▸ Treść zadania
Zastąp każde wystąpienie „submenu-item” przez „podmenu-element” w całym poniższym materiale i przepisz go, nie zmieniając niczego poza tym. Obrazy pomiń w odpowiedzi.

▸ Materiał do zadania
==========

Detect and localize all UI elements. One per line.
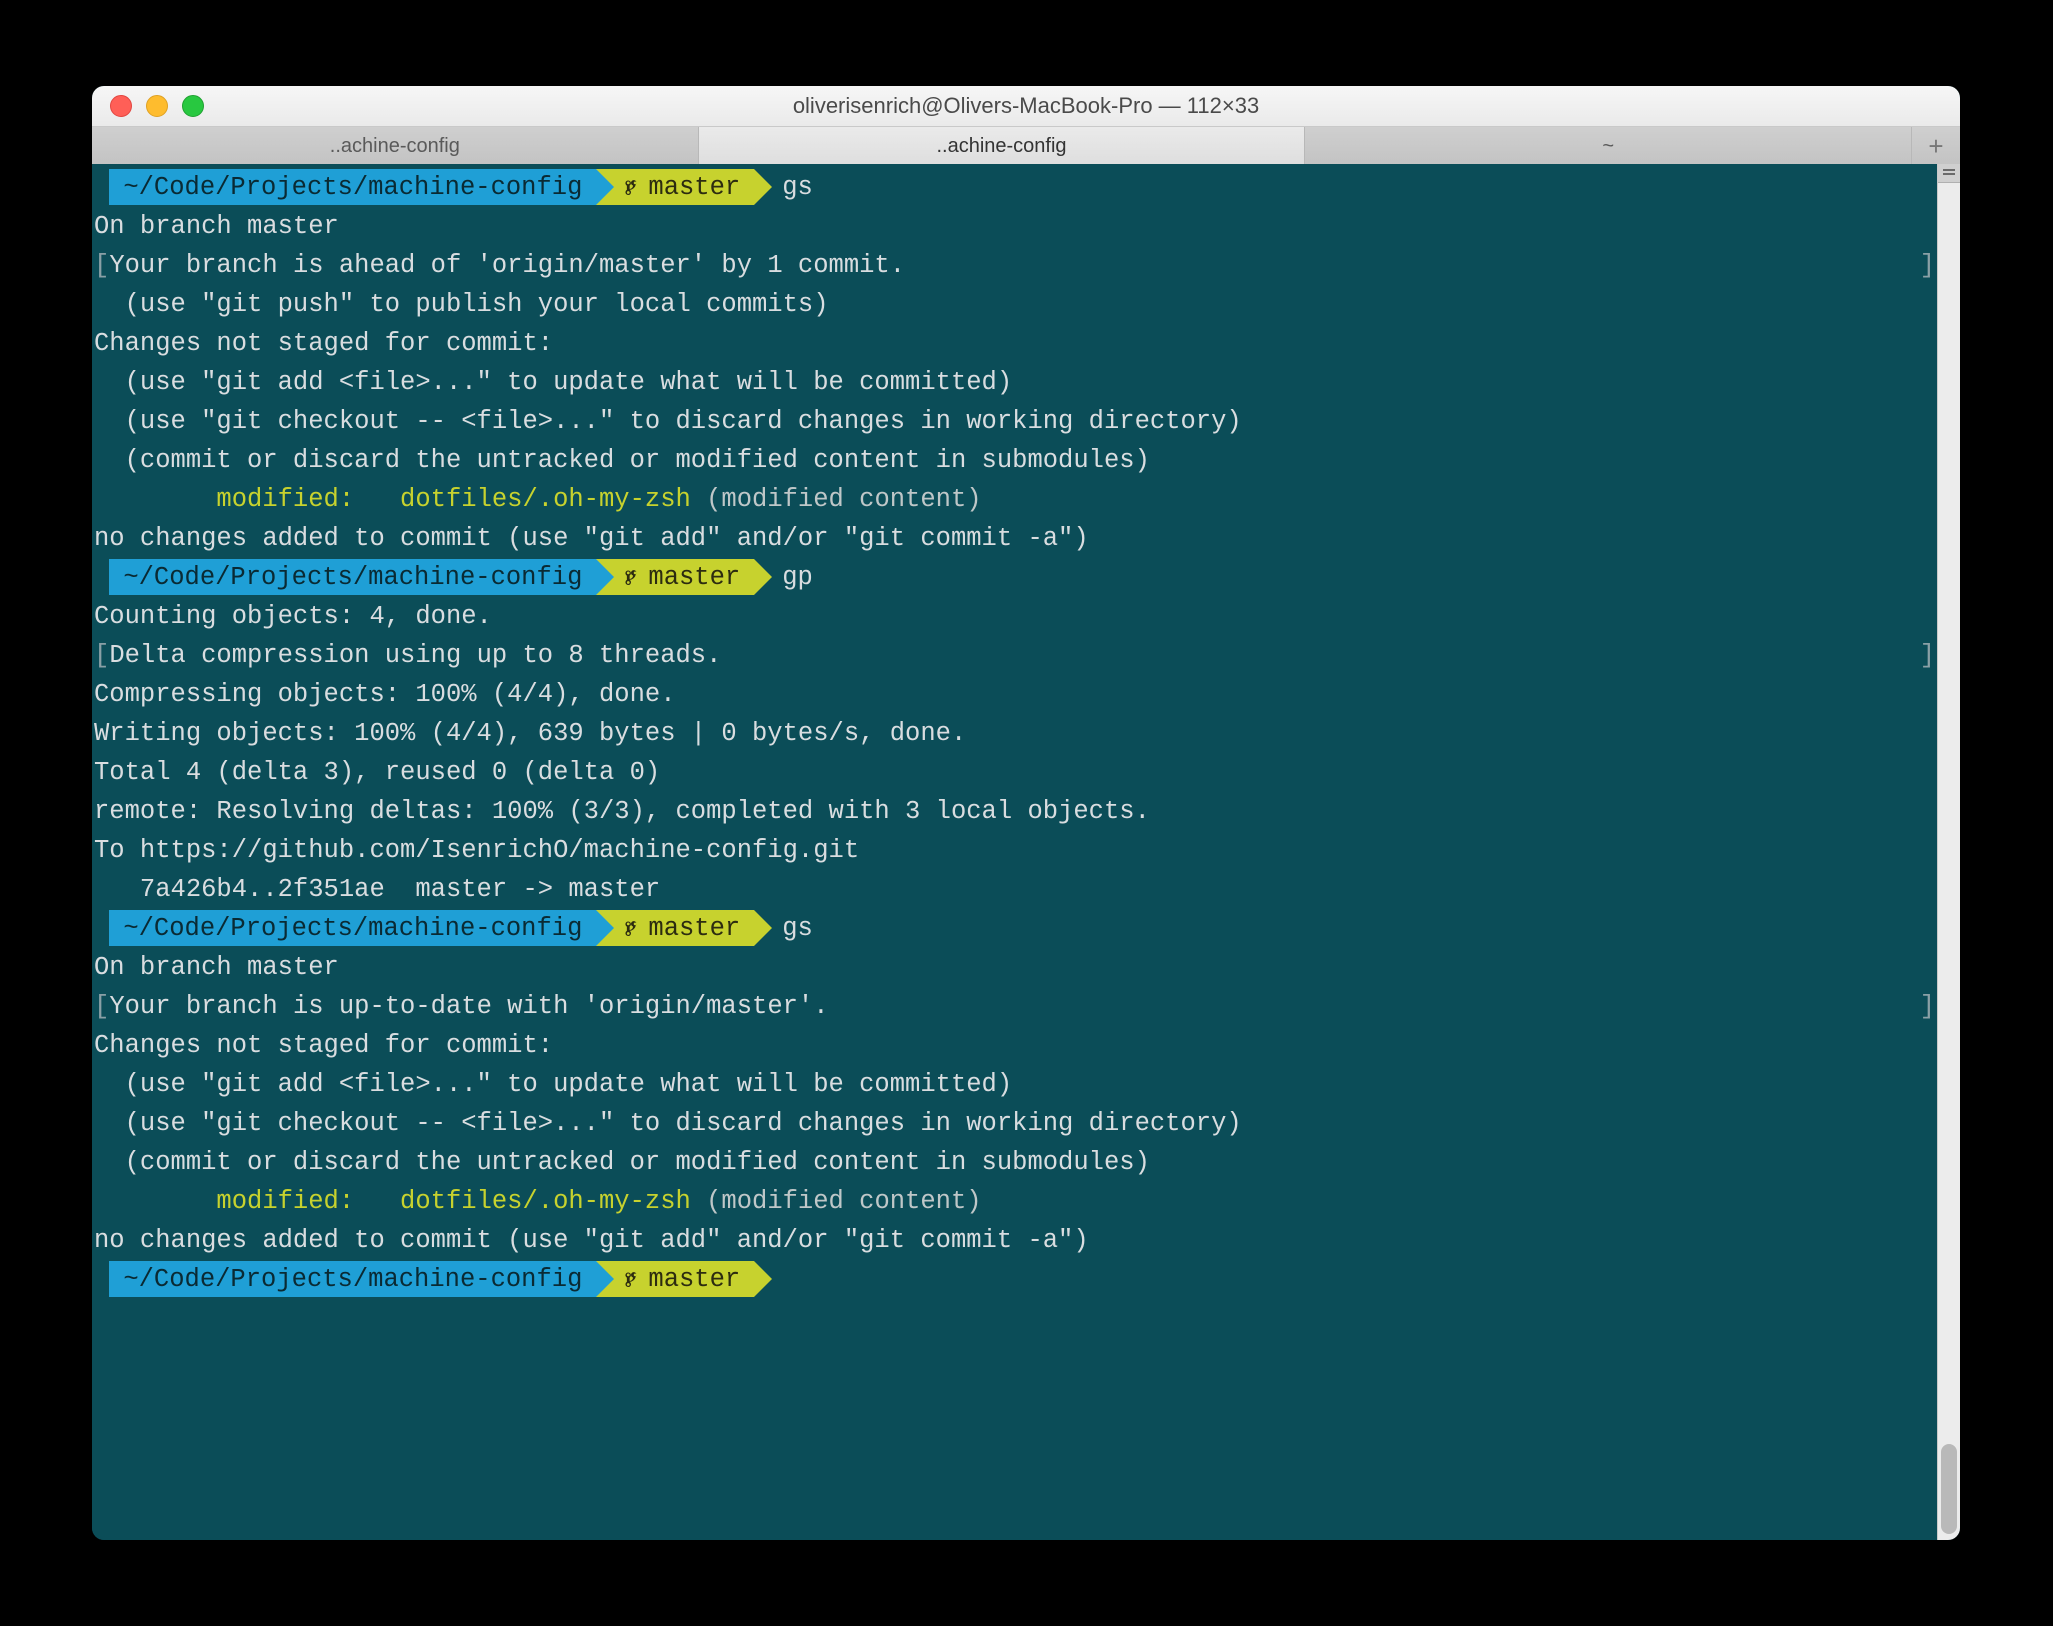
prompt-branch: master (596, 1261, 754, 1297)
zoom-icon[interactable] (182, 95, 204, 117)
scrollbar-thumb[interactable] (1941, 1444, 1957, 1534)
prompt: ~/Code/Projects/machine-configmaster (109, 910, 772, 946)
prompt: ~/Code/Projects/machine-configmaster (109, 169, 772, 205)
command-text: gp (782, 563, 813, 592)
git-branch-icon (622, 917, 640, 939)
prompt-arrow-icon (754, 559, 772, 595)
traffic-lights (110, 95, 204, 117)
tab-1[interactable]: ..achine-config (92, 127, 699, 165)
terminal-content[interactable]: ~/Code/Projects/machine-configmastergsOn… (92, 164, 1937, 1540)
command-text: gs (782, 914, 813, 943)
prompt-path: ~/Code/Projects/machine-config (109, 910, 596, 946)
command-text: gs (782, 173, 813, 202)
new-tab-button[interactable]: + (1912, 127, 1960, 165)
tab-3[interactable]: ~ (1305, 127, 1912, 165)
terminal-window: oliverisenrich@Olivers-MacBook-Pro — 112… (92, 86, 1960, 1540)
window-title: oliverisenrich@Olivers-MacBook-Pro — 112… (92, 93, 1960, 119)
prompt-arrow-icon (754, 910, 772, 946)
prompt-branch: master (596, 559, 754, 595)
titlebar: oliverisenrich@Olivers-MacBook-Pro — 112… (92, 86, 1960, 127)
scrollbar-toggle-icon[interactable] (1938, 164, 1960, 183)
prompt-branch: master (596, 910, 754, 946)
prompt: ~/Code/Projects/machine-configmaster (109, 1261, 772, 1297)
git-branch-icon (622, 1268, 640, 1290)
prompt: ~/Code/Projects/machine-configmaster (109, 559, 772, 595)
prompt-arrow-icon (754, 1261, 772, 1297)
git-branch-icon (622, 566, 640, 588)
git-branch-icon (622, 176, 640, 198)
prompt-path: ~/Code/Projects/machine-config (109, 169, 596, 205)
prompt-path: ~/Code/Projects/machine-config (109, 559, 596, 595)
prompt-path: ~/Code/Projects/machine-config (109, 1261, 596, 1297)
minimize-icon[interactable] (146, 95, 168, 117)
prompt-arrow-icon (754, 169, 772, 205)
tab-bar: ..achine-config ..achine-config ~ + (92, 127, 1960, 166)
close-icon[interactable] (110, 95, 132, 117)
prompt-branch: master (596, 169, 754, 205)
scrollbar[interactable] (1937, 164, 1960, 1540)
tab-2[interactable]: ..achine-config (699, 127, 1306, 165)
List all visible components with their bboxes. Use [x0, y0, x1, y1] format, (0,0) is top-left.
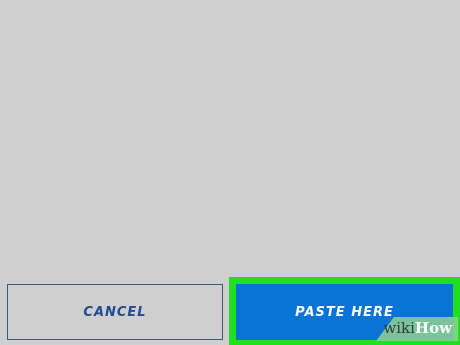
watermark-text: wikiHow: [383, 319, 452, 337]
cancel-button[interactable]: CANCEL: [7, 284, 223, 340]
watermark-wiki: wiki: [383, 319, 415, 337]
wikihow-watermark: wikiHow: [366, 311, 458, 341]
watermark-how: How: [414, 319, 452, 337]
cancel-button-label: CANCEL: [83, 304, 147, 320]
dialog-screen: CANCEL PASTE HERE wikiHow: [0, 0, 460, 345]
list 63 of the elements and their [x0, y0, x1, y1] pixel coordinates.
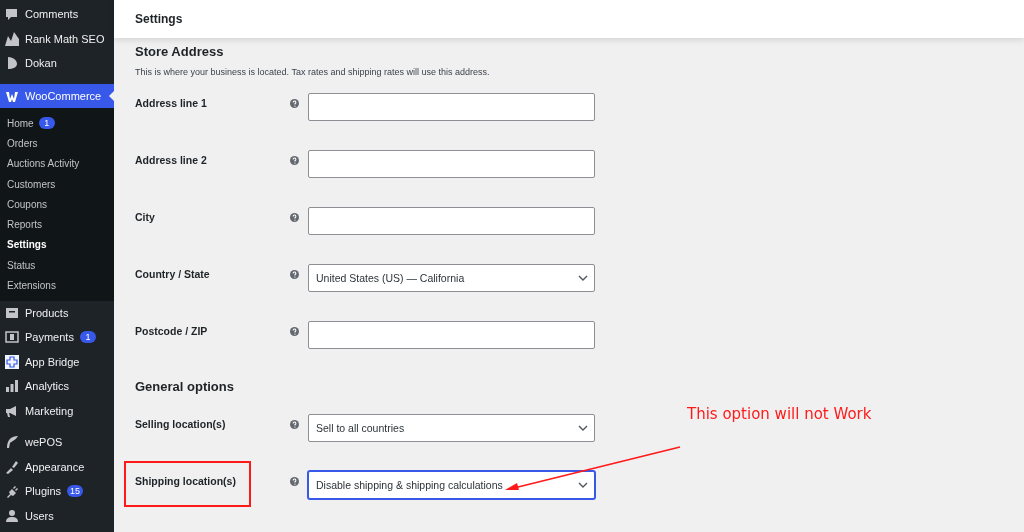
submenu-item[interactable]: Extensions — [0, 275, 114, 296]
help-icon[interactable] — [290, 213, 299, 222]
sidebar-item[interactable]: Appearance — [0, 454, 114, 480]
paintbrush-icon — [5, 459, 19, 474]
chevron-down-icon — [578, 275, 588, 281]
select-field[interactable]: United States (US) — California — [308, 264, 595, 292]
annotation-text: This option will not Work — [687, 405, 872, 423]
sidebar-item[interactable]: Dokan — [0, 51, 114, 76]
submenu-item[interactable]: Orders — [0, 133, 114, 154]
archive-box-icon — [5, 305, 19, 320]
sidebar-item[interactable]: Plugins 15 — [0, 479, 114, 504]
submenu-item[interactable]: Coupons — [0, 194, 114, 215]
help-icon[interactable] — [290, 156, 299, 165]
plug-icon — [5, 484, 19, 499]
sidebar-item[interactable]: Products — [0, 300, 114, 326]
sidebar-item[interactable]: Marketing — [0, 398, 114, 424]
sidebar-item[interactable]: Rank Math SEO — [0, 26, 114, 51]
help-icon[interactable] — [290, 420, 299, 429]
help-icon[interactable] — [290, 270, 299, 279]
sidebar-item[interactable]: Payments 1 — [0, 325, 114, 350]
sidebar-item[interactable]: WooCommerce — [0, 83, 114, 108]
select-field[interactable]: Sell to all countries — [308, 414, 595, 442]
sidebar-item[interactable]: App Bridge — [0, 349, 114, 375]
count-badge: 1 — [79, 331, 96, 344]
section-heading: Store Address — [135, 44, 225, 59]
sidebar-item[interactable]: Users — [0, 503, 114, 529]
chevron-down-icon — [578, 482, 588, 488]
page-title: Settings — [135, 12, 183, 26]
submenu-item[interactable]: Customers — [0, 173, 114, 195]
field-label: City — [135, 210, 156, 223]
field-label: Selling location(s) — [135, 417, 227, 430]
help-icon[interactable] — [290, 327, 299, 336]
sidebar-item[interactable]: wePOS — [0, 430, 114, 455]
submenu-item[interactable]: Settings — [0, 234, 114, 256]
submenu-item[interactable]: Auctions Activity — [0, 153, 114, 174]
input-field[interactable] — [308, 207, 595, 235]
help-icon[interactable] — [290, 99, 299, 108]
field-label: Address line 2 — [135, 153, 208, 166]
input-field[interactable] — [308, 150, 595, 178]
field-label: Postcode / ZIP — [135, 324, 209, 337]
count-badge: 1 — [38, 117, 55, 130]
plus-icon — [5, 354, 19, 369]
field-label: Shipping location(s) — [135, 474, 237, 487]
bar-chart-icon — [5, 379, 19, 394]
select-field[interactable]: Disable shipping & shipping calculations — [308, 471, 595, 499]
input-field[interactable] — [308, 93, 595, 121]
megaphone-icon — [5, 403, 19, 418]
field-label: Country / State — [135, 267, 211, 280]
section-description: This is where your business is located. Tax rates and shipping rates will use this address. — [135, 67, 491, 77]
submenu-item[interactable]: Home 1 — [0, 113, 114, 134]
user-icon — [5, 508, 19, 523]
count-badge: 15 — [67, 485, 84, 498]
submenu-item[interactable]: Status — [0, 255, 114, 276]
section-heading: General options — [135, 379, 235, 394]
chevron-down-icon — [578, 425, 588, 431]
help-icon[interactable] — [290, 477, 299, 486]
submenu-item[interactable]: Reports — [0, 214, 114, 235]
input-field[interactable] — [308, 321, 595, 349]
sidebar-item[interactable]: Analytics — [0, 374, 114, 399]
sidebar-item[interactable]: Comments — [0, 2, 114, 27]
field-label: Address line 1 — [135, 96, 208, 109]
feather-icon — [5, 435, 19, 450]
speech-bubble-icon — [5, 7, 19, 22]
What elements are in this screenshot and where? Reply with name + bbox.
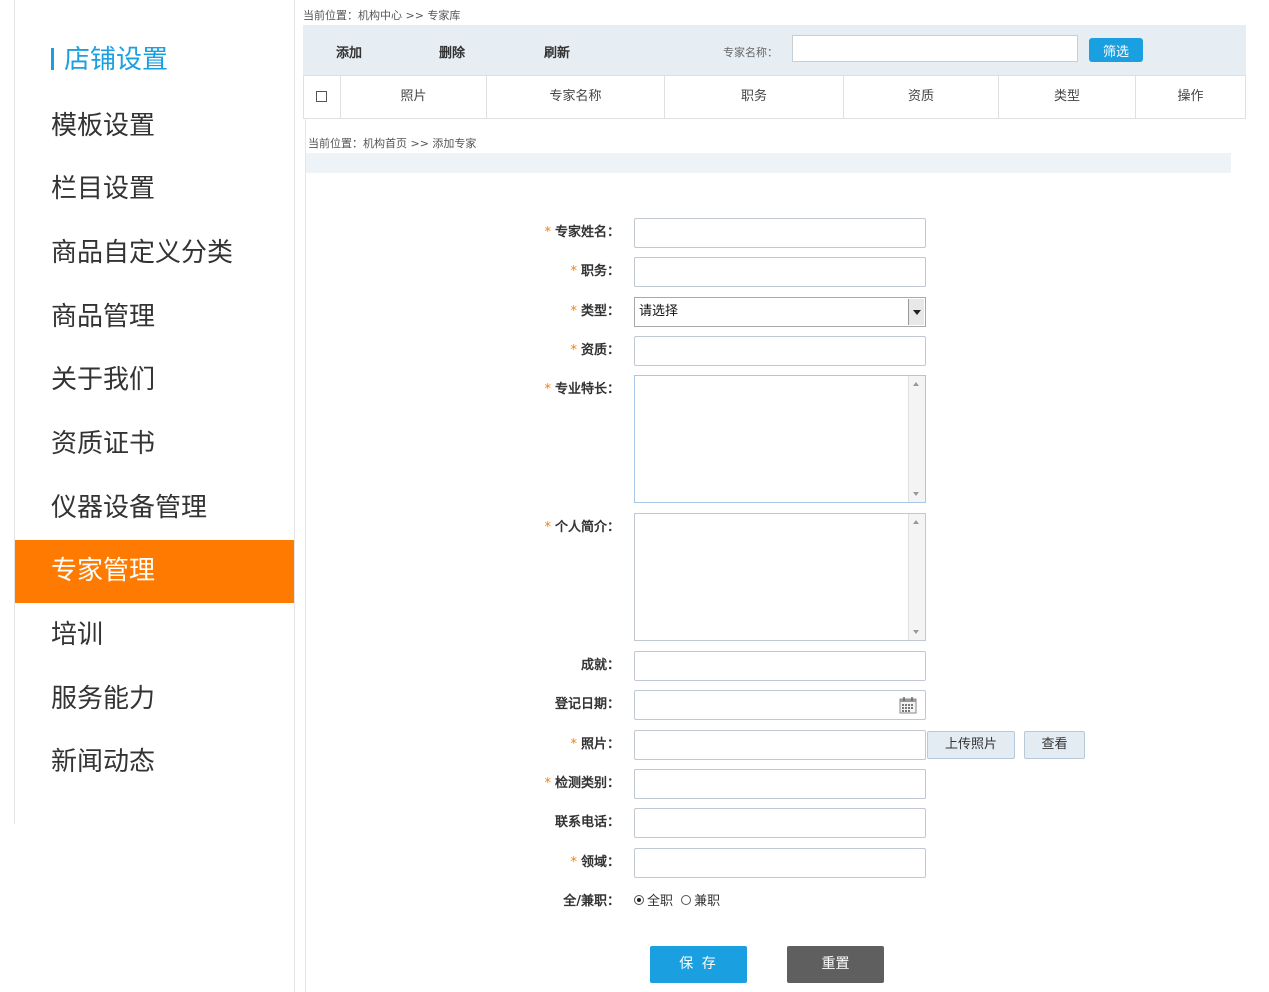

==========

▸ Wynik zadania
Detect and localize all UI elements. One per line.
prompt-branch: master (596, 1261, 754, 1297)
zoom-icon[interactable] (182, 95, 204, 117)
scrollbar-thumb[interactable] (1941, 1444, 1957, 1534)
prompt: ~/Code/Projects/machine-configmaster (109, 910, 772, 946)
prompt: ~/Code/Projects/machine-configmaster (109, 169, 772, 205)
command-text: gp (782, 563, 813, 592)
git-branch-icon (622, 917, 640, 939)
prompt-arrow-icon (754, 559, 772, 595)
traffic-lights (110, 95, 204, 117)
tab-1[interactable]: ..achine-config (92, 127, 699, 165)
terminal-content[interactable]: ~/Code/Projects/machine-configmastergsOn… (92, 164, 1937, 1540)
command-text: gs (782, 914, 813, 943)
prompt-path: ~/Code/Projects/machine-config (109, 910, 596, 946)
command-text: gs (782, 173, 813, 202)
new-tab-button[interactable]: + (1912, 127, 1960, 165)
tab-3[interactable]: ~ (1305, 127, 1912, 165)
terminal-window: oliverisenrich@Olivers-MacBook-Pro — 112… (92, 86, 1960, 1540)
window-title: oliverisenrich@Olivers-MacBook-Pro — 112… (92, 93, 1960, 119)
prompt-arrow-icon (754, 910, 772, 946)
prompt-branch: master (596, 559, 754, 595)
titlebar: oliverisenrich@Olivers-MacBook-Pro — 112… (92, 86, 1960, 127)
scrollbar-toggle-icon[interactable] (1938, 164, 1960, 183)
prompt-branch: master (596, 910, 754, 946)
prompt: ~/Code/Projects/machine-configmaster (109, 1261, 772, 1297)
git-branch-icon (622, 1268, 640, 1290)
prompt: ~/Code/Projects/machine-configmaster (109, 559, 772, 595)
prompt-arrow-icon (754, 1261, 772, 1297)
git-branch-icon (622, 566, 640, 588)
git-branch-icon (622, 176, 640, 198)
prompt-path: ~/Code/Projects/machine-config (109, 169, 596, 205)
prompt-path: ~/Code/Projects/machine-config (109, 559, 596, 595)
prompt-path: ~/Code/Projects/machine-config (109, 1261, 596, 1297)
minimize-icon[interactable] (146, 95, 168, 117)
prompt-arrow-icon (754, 169, 772, 205)
tab-bar: ..achine-config ..achine-config ~ + (92, 127, 1960, 166)
close-icon[interactable] (110, 95, 132, 117)
prompt-branch: master (596, 169, 754, 205)
scrollbar[interactable] (1937, 164, 1960, 1540)
tab-2[interactable]: ..achine-config (699, 127, 1306, 165)
List all visible components with their bboxes. Use [x0, y0, x1, y1] format, (0,0) is top-left.
watermark-text: wikiHow: [383, 319, 452, 337]
cancel-button[interactable]: CANCEL: [7, 284, 223, 340]
watermark-wiki: wiki: [383, 319, 415, 337]
wikihow-watermark: wikiHow: [366, 311, 458, 341]
watermark-how: How: [414, 319, 452, 337]
cancel-button-label: CANCEL: [83, 304, 147, 320]
dialog-screen: CANCEL PASTE HERE wikiHow: [0, 0, 460, 345]
list 63 of the elements and their [x0, y0, x1, y1] pixel coordinates.
podmenu-element[interactable]: Extensions — [0, 275, 114, 296]
help-icon[interactable] — [290, 213, 299, 222]
sidebar-item[interactable]: Appearance — [0, 454, 114, 480]
paintbrush-icon — [5, 459, 19, 474]
chevron-down-icon — [578, 275, 588, 281]
select-field[interactable]: United States (US) — California — [308, 264, 595, 292]
annotation-text: This option will not Work — [687, 405, 872, 423]
sidebar-item[interactable]: Dokan — [0, 51, 114, 76]
podmenu-element[interactable]: Orders — [0, 133, 114, 154]
archive-box-icon — [5, 305, 19, 320]
sidebar-item[interactable]: Plugins 15 — [0, 479, 114, 504]
podmenu-element[interactable]: Coupons — [0, 194, 114, 215]
help-icon[interactable] — [290, 156, 299, 165]
plug-icon — [5, 484, 19, 499]
sidebar-item[interactable]: Products — [0, 300, 114, 326]
sidebar-item[interactable]: Marketing — [0, 398, 114, 424]
sidebar-item[interactable]: Rank Math SEO — [0, 26, 114, 51]
help-icon[interactable] — [290, 420, 299, 429]
help-icon[interactable] — [290, 270, 299, 279]
sidebar-item[interactable]: Payments 1 — [0, 325, 114, 350]
sidebar-item[interactable]: WooCommerce — [0, 83, 114, 108]
select-field[interactable]: Sell to all countries — [308, 414, 595, 442]
sidebar-item[interactable]: App Bridge — [0, 349, 114, 375]
count-badge: 1 — [79, 331, 96, 344]
section-heading: Store Address — [135, 44, 225, 59]
sidebar-item[interactable]: Users — [0, 503, 114, 529]
chevron-down-icon — [578, 482, 588, 488]
page-title: Settings — [135, 12, 183, 26]
podmenu-element[interactable]: Customers — [0, 173, 114, 195]
field-label: City — [135, 210, 156, 223]
field-label: Selling location(s) — [135, 417, 227, 430]
help-icon[interactable] — [290, 327, 299, 336]
sidebar-item[interactable]: wePOS — [0, 430, 114, 455]
podmenu-element[interactable]: Settings — [0, 234, 114, 256]
podmenu-element[interactable]: Auctions Activity — [0, 153, 114, 174]
input-field[interactable] — [308, 207, 595, 235]
help-icon[interactable] — [290, 99, 299, 108]
field-label: Address line 2 — [135, 153, 208, 166]
input-field[interactable] — [308, 150, 595, 178]
field-label: Postcode / ZIP — [135, 324, 209, 337]
count-badge: 1 — [38, 117, 55, 130]
plus-icon — [5, 354, 19, 369]
field-label: Shipping location(s) — [135, 474, 237, 487]
bar-chart-icon — [5, 379, 19, 394]
select-field[interactable]: Disable shipping & shipping calculations — [308, 471, 595, 499]
input-field[interactable] — [308, 93, 595, 121]
megaphone-icon — [5, 403, 19, 418]
field-label: Country / State — [135, 267, 211, 280]
section-description: This is where your business is located. Tax rates and shipping rates will use this address. — [135, 67, 491, 77]
podmenu-element[interactable]: Home 1 — [0, 113, 114, 134]
user-icon — [5, 508, 19, 523]
count-badge: 15 — [67, 485, 84, 498]
podmenu-element[interactable]: Status — [0, 255, 114, 276]
section-heading: General options — [135, 379, 235, 394]
chevron-down-icon — [578, 425, 588, 431]
help-icon[interactable] — [290, 477, 299, 486]
podmenu-element[interactable]: Reports — [0, 214, 114, 235]
input-field[interactable] — [308, 321, 595, 349]
sidebar-item[interactable]: Analytics — [0, 374, 114, 399]
sidebar-item[interactable]: Comments — [0, 2, 114, 27]
field-label: Address line 1 — [135, 96, 208, 109]
feather-icon — [5, 435, 19, 450]
speech-bubble-icon — [5, 7, 19, 22]
What elements are in this screenshot and where? Reply with name + bbox.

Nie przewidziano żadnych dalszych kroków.